■ **Task to complete**: Return each line containing "направления".

Items from a dataset
—————

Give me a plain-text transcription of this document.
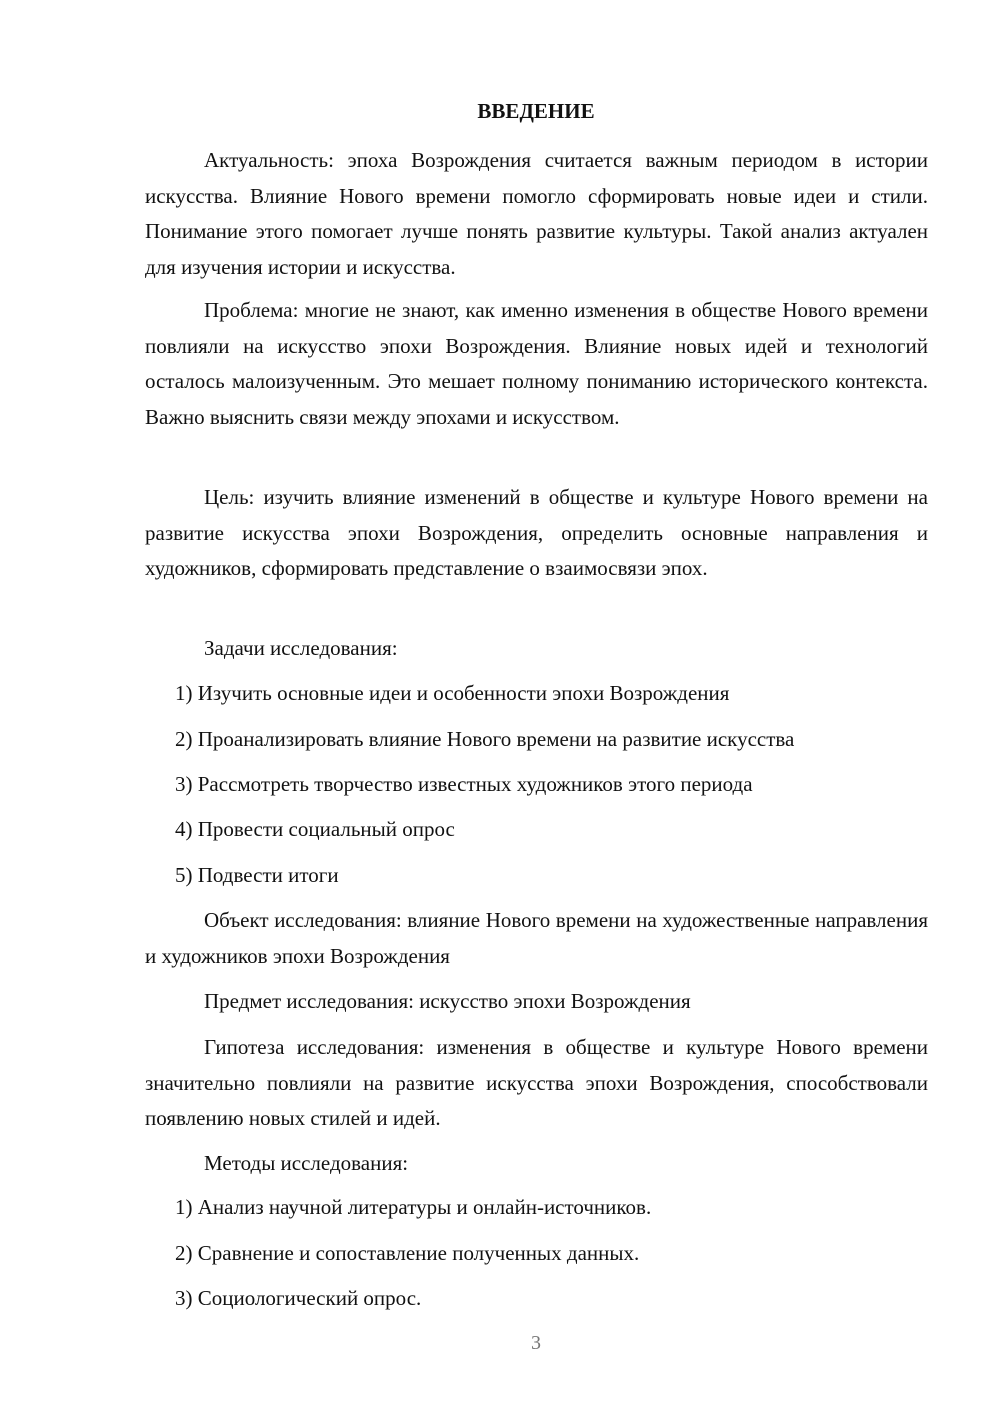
ВВЕДЕНИЕ

Актуальность: эпоха Возрождения считается важным периодом в истории искусства. Влияние Нового времени помогло сформировать новые идеи и стили. Понимание этого помогает лучше понять развитие культуры. Такой анализ актуален для изучения истории и искусства.

Проблема: многие не знают, как именно изменения в обществе Нового времени повлияли на искусство эпохи Возрождения. Влияние новых идей и технологий осталось малоизученным. Это мешает полному пониманию исторического контекста. Важно выяснить связи между эпохами и искусством.

Цель: изучить влияние изменений в обществе и культуре Нового времени на развитие искусства эпохи Возрождения, определить основные направления и художников, сформировать представление о взаимосвязи эпох.

Задачи исследования:

1) Изучить основные идеи и особенности эпохи Возрождения
2) Проанализировать влияние Нового времени на развитие искусства
3) Рассмотреть творчество известных художников этого периода
4) Провести социальный опрос
5) Подвести итоги

Объект исследования: влияние Нового времени на художественные направления и художников эпохи Возрождения

Предмет исследования: искусство эпохи Возрождения

Гипотеза исследования: изменения в обществе и культуре Нового времени значительно повлияли на развитие искусства эпохи Возрождения, способствовали появлению новых стилей и идей.

Методы исследования:

1) Анализ научной литературы и онлайн-источников.
2) Сравнение и сопоставление полученных данных.
3) Социологический опрос.
3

—————

■ **Solution to this task**:
Цель: изучить влияние изменений в обществе и культуре Нового времени на развитие искусства эпохи Возрождения, определить основные направления и художников, сформировать представление о взаимосвязи эпох.
Объект исследования: влияние Нового времени на художественные направления и художников эпохи Возрождения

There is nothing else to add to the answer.